# Given information start
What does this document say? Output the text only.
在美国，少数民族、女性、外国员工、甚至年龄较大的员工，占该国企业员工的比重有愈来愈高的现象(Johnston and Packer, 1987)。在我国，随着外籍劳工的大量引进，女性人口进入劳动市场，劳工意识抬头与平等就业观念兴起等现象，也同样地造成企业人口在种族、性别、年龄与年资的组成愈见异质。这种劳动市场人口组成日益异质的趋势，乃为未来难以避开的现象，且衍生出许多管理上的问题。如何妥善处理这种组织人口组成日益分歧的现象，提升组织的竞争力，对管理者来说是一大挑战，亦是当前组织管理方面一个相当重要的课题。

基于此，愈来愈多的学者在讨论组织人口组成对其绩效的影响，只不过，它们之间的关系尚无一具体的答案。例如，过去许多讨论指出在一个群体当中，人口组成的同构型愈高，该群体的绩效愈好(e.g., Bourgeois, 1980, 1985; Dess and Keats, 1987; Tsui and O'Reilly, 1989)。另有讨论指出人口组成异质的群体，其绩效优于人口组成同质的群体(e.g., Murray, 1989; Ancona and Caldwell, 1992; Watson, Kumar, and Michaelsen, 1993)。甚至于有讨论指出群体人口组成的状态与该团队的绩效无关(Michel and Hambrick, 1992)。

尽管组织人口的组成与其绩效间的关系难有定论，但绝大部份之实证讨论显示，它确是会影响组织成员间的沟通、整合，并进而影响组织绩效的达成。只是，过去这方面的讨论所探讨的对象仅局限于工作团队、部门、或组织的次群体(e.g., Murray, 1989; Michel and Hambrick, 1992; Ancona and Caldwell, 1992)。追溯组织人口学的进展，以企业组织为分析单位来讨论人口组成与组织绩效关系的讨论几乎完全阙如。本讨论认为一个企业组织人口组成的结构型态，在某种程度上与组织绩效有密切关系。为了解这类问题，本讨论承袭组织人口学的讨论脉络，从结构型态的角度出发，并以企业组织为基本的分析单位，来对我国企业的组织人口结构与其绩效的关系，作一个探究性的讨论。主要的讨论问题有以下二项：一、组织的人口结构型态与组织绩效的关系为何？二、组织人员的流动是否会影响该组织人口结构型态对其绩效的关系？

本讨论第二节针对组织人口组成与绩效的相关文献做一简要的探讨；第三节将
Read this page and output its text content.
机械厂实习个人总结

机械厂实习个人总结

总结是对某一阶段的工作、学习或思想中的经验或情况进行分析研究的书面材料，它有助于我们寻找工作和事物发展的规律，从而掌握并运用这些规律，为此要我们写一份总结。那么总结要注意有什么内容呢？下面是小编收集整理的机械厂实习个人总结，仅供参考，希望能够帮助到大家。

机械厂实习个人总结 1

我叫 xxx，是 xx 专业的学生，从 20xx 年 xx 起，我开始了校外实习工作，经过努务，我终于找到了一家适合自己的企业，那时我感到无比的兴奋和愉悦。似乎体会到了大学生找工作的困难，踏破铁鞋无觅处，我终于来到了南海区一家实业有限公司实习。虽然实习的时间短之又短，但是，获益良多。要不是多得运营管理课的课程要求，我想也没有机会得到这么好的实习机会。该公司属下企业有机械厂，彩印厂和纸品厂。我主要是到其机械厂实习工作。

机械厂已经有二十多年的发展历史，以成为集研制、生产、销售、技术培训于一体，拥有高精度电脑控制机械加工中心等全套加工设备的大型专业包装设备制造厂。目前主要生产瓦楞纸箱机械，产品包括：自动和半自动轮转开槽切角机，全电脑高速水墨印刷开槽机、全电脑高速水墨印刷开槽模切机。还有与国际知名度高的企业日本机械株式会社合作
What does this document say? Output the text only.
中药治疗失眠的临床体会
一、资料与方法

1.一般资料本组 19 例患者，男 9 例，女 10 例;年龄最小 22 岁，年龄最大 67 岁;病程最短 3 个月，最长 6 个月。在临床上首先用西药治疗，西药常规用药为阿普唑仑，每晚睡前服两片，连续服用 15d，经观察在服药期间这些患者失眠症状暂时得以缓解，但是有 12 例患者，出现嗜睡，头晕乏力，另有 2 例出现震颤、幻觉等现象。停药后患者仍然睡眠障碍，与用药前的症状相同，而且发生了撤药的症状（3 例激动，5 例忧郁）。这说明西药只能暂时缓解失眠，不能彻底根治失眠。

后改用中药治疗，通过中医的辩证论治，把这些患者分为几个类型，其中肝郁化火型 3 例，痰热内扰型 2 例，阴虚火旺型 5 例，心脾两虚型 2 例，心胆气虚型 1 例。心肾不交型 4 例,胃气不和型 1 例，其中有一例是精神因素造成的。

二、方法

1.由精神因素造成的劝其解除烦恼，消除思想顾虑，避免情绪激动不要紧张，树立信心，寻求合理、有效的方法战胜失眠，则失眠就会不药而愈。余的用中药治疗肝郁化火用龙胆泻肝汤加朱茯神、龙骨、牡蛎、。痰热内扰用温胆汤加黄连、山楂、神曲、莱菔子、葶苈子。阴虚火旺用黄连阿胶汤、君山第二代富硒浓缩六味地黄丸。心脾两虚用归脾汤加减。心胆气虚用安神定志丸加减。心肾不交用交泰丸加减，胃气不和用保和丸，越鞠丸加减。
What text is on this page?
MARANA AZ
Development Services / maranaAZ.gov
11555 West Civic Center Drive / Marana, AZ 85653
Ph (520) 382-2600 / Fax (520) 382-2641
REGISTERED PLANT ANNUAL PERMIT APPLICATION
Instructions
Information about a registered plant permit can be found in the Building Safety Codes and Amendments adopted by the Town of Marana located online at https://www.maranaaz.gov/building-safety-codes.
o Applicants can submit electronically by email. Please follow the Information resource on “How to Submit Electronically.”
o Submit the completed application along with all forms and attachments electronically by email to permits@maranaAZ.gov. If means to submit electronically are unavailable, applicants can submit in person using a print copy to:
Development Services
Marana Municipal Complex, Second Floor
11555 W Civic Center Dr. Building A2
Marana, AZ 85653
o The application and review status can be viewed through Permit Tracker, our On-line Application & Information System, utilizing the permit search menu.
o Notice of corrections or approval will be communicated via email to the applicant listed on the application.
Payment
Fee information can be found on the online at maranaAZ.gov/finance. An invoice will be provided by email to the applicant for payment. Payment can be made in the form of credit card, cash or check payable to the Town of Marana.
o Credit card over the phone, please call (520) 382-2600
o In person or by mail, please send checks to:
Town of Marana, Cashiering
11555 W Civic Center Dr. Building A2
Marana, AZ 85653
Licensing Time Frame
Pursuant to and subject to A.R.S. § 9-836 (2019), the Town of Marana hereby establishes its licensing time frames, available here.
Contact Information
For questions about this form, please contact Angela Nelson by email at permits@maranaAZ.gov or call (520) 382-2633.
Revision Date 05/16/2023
# Given information end
> **Prompt**
Write out every line of the listing that holds the word "Payment".

> **Expected answer**
Payment
Fee information can be found on the online at maranaAZ.gov/finance. An invoice will be provided by email to the applicant for payment. Payment can be made in the form of credit card, cash or check payable to the Town of Marana.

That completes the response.